## RECORDS FOR THE TASK
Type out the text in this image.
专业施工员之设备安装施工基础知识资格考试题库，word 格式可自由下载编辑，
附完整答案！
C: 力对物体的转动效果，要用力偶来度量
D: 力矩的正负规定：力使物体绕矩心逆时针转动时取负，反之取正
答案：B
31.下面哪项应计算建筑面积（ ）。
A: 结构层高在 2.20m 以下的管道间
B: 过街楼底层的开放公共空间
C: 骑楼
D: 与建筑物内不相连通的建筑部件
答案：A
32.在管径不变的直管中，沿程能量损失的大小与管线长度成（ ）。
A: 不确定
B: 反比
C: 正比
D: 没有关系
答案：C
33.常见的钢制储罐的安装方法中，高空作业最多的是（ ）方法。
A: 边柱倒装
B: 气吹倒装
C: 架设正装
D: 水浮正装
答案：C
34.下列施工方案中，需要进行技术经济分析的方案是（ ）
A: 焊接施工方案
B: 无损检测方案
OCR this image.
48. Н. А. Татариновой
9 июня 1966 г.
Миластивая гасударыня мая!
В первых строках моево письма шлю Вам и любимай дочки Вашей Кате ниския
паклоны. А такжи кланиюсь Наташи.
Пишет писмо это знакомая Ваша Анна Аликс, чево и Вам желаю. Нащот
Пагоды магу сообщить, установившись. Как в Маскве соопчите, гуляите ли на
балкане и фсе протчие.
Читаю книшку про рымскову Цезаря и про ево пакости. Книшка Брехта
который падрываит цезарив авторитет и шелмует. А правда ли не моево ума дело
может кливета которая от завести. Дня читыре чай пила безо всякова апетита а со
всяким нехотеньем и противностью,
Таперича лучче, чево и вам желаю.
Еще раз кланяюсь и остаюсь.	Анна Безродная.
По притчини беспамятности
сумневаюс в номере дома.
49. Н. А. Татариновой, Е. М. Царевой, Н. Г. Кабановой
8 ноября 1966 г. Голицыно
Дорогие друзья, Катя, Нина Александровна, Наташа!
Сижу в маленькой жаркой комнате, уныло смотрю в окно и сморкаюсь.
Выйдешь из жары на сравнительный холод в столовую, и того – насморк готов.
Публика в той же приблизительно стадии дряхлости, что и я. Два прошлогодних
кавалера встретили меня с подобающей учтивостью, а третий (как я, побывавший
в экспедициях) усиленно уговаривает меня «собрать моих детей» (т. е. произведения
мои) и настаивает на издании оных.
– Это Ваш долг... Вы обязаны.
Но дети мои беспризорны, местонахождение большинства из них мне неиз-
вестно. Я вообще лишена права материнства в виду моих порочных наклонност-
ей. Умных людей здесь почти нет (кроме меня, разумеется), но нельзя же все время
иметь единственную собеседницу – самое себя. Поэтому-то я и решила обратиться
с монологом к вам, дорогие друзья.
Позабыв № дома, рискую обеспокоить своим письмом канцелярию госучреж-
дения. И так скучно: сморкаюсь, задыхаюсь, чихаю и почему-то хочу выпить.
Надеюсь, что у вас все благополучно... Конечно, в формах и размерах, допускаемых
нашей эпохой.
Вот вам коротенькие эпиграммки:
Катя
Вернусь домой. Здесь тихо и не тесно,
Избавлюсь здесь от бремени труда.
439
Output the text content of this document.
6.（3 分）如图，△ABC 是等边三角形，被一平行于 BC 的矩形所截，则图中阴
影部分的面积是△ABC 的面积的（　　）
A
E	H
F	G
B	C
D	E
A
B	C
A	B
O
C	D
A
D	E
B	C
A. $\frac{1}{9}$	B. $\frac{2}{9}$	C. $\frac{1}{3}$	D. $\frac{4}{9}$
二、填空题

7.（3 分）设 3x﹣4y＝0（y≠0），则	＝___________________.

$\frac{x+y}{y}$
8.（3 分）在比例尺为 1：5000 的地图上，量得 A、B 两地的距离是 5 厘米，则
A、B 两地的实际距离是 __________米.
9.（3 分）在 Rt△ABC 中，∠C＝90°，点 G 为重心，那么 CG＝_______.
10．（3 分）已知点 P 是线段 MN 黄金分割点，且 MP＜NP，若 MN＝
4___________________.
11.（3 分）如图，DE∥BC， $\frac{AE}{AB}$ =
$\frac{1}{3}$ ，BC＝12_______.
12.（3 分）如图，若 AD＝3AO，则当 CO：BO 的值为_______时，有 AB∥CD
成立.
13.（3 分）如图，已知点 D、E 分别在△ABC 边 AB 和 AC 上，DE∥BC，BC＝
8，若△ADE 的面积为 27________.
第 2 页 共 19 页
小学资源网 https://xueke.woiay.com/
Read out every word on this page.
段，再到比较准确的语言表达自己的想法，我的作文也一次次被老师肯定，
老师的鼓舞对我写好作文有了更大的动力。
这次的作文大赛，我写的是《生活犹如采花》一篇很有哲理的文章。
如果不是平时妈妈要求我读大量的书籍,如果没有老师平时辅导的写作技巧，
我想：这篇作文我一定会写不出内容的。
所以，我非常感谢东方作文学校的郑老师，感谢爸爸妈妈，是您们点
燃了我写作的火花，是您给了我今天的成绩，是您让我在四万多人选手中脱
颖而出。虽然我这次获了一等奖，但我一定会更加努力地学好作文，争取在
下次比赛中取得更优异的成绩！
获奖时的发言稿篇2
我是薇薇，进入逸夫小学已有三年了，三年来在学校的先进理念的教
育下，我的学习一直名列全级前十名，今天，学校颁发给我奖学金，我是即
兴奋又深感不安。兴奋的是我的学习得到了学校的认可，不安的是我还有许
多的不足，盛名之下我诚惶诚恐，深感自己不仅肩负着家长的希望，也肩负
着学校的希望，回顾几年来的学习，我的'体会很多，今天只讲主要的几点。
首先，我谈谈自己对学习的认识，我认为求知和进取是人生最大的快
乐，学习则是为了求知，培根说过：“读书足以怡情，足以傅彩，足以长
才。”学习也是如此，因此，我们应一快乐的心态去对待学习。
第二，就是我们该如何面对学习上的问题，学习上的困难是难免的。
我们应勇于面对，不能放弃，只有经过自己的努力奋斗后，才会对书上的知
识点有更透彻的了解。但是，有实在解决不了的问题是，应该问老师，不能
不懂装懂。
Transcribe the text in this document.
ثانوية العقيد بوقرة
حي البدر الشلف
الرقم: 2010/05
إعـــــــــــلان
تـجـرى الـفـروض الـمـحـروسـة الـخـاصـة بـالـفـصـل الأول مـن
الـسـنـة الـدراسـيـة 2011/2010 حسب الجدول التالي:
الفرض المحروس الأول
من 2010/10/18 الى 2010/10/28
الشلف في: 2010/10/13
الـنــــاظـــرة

## EXERCISE INSTRUCTIONS
Repeat all of the entries exactly.

## TASK RESULT
Type out the text in this image.
专业施工员之设备安装施工基础知识资格考试题库，word 格式可自由下载编辑，
附完整答案！
C: 力对物体的转动效果，要用力偶来度量
D: 力矩的正负规定：力使物体绕矩心逆时针转动时取负，反之取正
答案：B
31.下面哪项应计算建筑面积（ ）。
A: 结构层高在 2.20m 以下的管道间
B: 过街楼底层的开放公共空间
C: 骑楼
D: 与建筑物内不相连通的建筑部件
答案：A
32.在管径不变的直管中，沿程能量损失的大小与管线长度成（ ）。
A: 不确定
B: 反比
C: 正比
D: 没有关系
答案：C
33.常见的钢制储罐的安装方法中，高空作业最多的是（ ）方法。
A: 边柱倒装
B: 气吹倒装
C: 架设正装
D: 水浮正装
答案：C
34.下列施工方案中，需要进行技术经济分析的方案是（ ）
A: 焊接施工方案
B: 无损检测方案
OCR this image.
48. Н. А. Татариновой
9 июня 1966 г.
Миластивая гасударыня мая!
В первых строках моево письма шлю Вам и любимай дочки Вашей Кате ниския
паклоны. А такжи кланиюсь Наташи.
Пишет писмо это знакомая Ваша Анна Аликс, чево и Вам желаю. Нащот
Пагоды магу сообщить, установившись. Как в Маскве соопчите, гуляите ли на
балкане и фсе протчие.
Читаю книшку про рымскову Цезаря и про ево пакости. Книшка Брехта
который падрываит цезарив авторитет и шелмует. А правда ли не моево ума дело
может кливета которая от завести. Дня читыре чай пила безо всякова апетита а со
всяким нехотеньем и противностью,
Таперича лучче, чево и вам желаю.
Еще раз кланяюсь и остаюсь.	Анна Безродная.
По притчини беспамятности
сумневаюс в номере дома.
49. Н. А. Татариновой, Е. М. Царевой, Н. Г. Кабановой
8 ноября 1966 г. Голицыно
Дорогие друзья, Катя, Нина Александровна, Наташа!
Сижу в маленькой жаркой комнате, уныло смотрю в окно и сморкаюсь.
Выйдешь из жары на сравнительный холод в столовую, и того – насморк готов.
Публика в той же приблизительно стадии дряхлости, что и я. Два прошлогодних
кавалера встретили меня с подобающей учтивостью, а третий (как я, побывавший
в экспедициях) усиленно уговаривает меня «собрать моих детей» (т. е. произведения
мои) и настаивает на издании оных.
– Это Ваш долг... Вы обязаны.
Но дети мои беспризорны, местонахождение большинства из них мне неиз-
вестно. Я вообще лишена права материнства в виду моих порочных наклонност-
ей. Умных людей здесь почти нет (кроме меня, разумеется), но нельзя же все время
иметь единственную собеседницу – самое себя. Поэтому-то я и решила обратиться
с монологом к вам, дорогие друзья.
Позабыв № дома, рискую обеспокоить своим письмом канцелярию госучреж-
дения. И так скучно: сморкаюсь, задыхаюсь, чихаю и почему-то хочу выпить.
Надеюсь, что у вас все благополучно... Конечно, в формах и размерах, допускаемых
нашей эпохой.
Вот вам коротенькие эпиграммки:
Катя
Вернусь домой. Здесь тихо и не тесно,
Избавлюсь здесь от бремени труда.
439
Output the text content of this document.
6.（3 分）如图，△ABC 是等边三角形，被一平行于 BC 的矩形所截，则图中阴
影部分的面积是△ABC 的面积的（　　）
A
E	H
F	G
B	C
D	E
A
B	C
A	B
O
C	D
A
D	E
B	C
A. $\frac{1}{9}$	B. $\frac{2}{9}$	C. $\frac{1}{3}$	D. $\frac{4}{9}$
二、填空题

7.（3 分）设 3x﹣4y＝0（y≠0），则	＝___________________.

$\frac{x+y}{y}$
8.（3 分）在比例尺为 1：5000 的地图上，量得 A、B 两地的距离是 5 厘米，则
A、B 两地的实际距离是 __________米.
9.（3 分）在 Rt△ABC 中，∠C＝90°，点 G 为重心，那么 CG＝_______.
10．（3 分）已知点 P 是线段 MN 黄金分割点，且 MP＜NP，若 MN＝
4___________________.
11.（3 分）如图，DE∥BC， $\frac{AE}{AB}$ =
$\frac{1}{3}$ ，BC＝12_______.
12.（3 分）如图，若 AD＝3AO，则当 CO：BO 的值为_______时，有 AB∥CD
成立.
13.（3 分）如图，已知点 D、E 分别在△ABC 边 AB 和 AC 上，DE∥BC，BC＝
8，若△ADE 的面积为 27________.
第 2 页 共 19 页
小学资源网 https://xueke.woiay.com/
Read out every word on this page.
段，再到比较准确的语言表达自己的想法，我的作文也一次次被老师肯定，
老师的鼓舞对我写好作文有了更大的动力。
这次的作文大赛，我写的是《生活犹如采花》一篇很有哲理的文章。
如果不是平时妈妈要求我读大量的书籍,如果没有老师平时辅导的写作技巧，
我想：这篇作文我一定会写不出内容的。
所以，我非常感谢东方作文学校的郑老师，感谢爸爸妈妈，是您们点
燃了我写作的火花，是您给了我今天的成绩，是您让我在四万多人选手中脱
颖而出。虽然我这次获了一等奖，但我一定会更加努力地学好作文，争取在
下次比赛中取得更优异的成绩！
获奖时的发言稿篇2
我是薇薇，进入逸夫小学已有三年了，三年来在学校的先进理念的教
育下，我的学习一直名列全级前十名，今天，学校颁发给我奖学金，我是即
兴奋又深感不安。兴奋的是我的学习得到了学校的认可，不安的是我还有许
多的不足，盛名之下我诚惶诚恐，深感自己不仅肩负着家长的希望，也肩负
着学校的希望，回顾几年来的学习，我的'体会很多，今天只讲主要的几点。
首先，我谈谈自己对学习的认识，我认为求知和进取是人生最大的快
乐，学习则是为了求知，培根说过：“读书足以怡情，足以傅彩，足以长
才。”学习也是如此，因此，我们应一快乐的心态去对待学习。
第二，就是我们该如何面对学习上的问题，学习上的困难是难免的。
我们应勇于面对，不能放弃，只有经过自己的努力奋斗后，才会对书上的知
识点有更透彻的了解。但是，有实在解决不了的问题是，应该问老师，不能
不懂装懂。
Transcribe the text in this document.
ثانوية العقيد بوقرة
حي البدر الشلف
الرقم: 2010/05
إعـــــــــــلان
تـجـرى الـفـروض الـمـحـروسـة الـخـاصـة بـالـفـصـل الأول مـن
الـسـنـة الـدراسـيـة 2011/2010 حسب الجدول التالي:
الفرض المحروس الأول
من 2010/10/18 الى 2010/10/28
الشلف في: 2010/10/13
الـنــــاظـــرة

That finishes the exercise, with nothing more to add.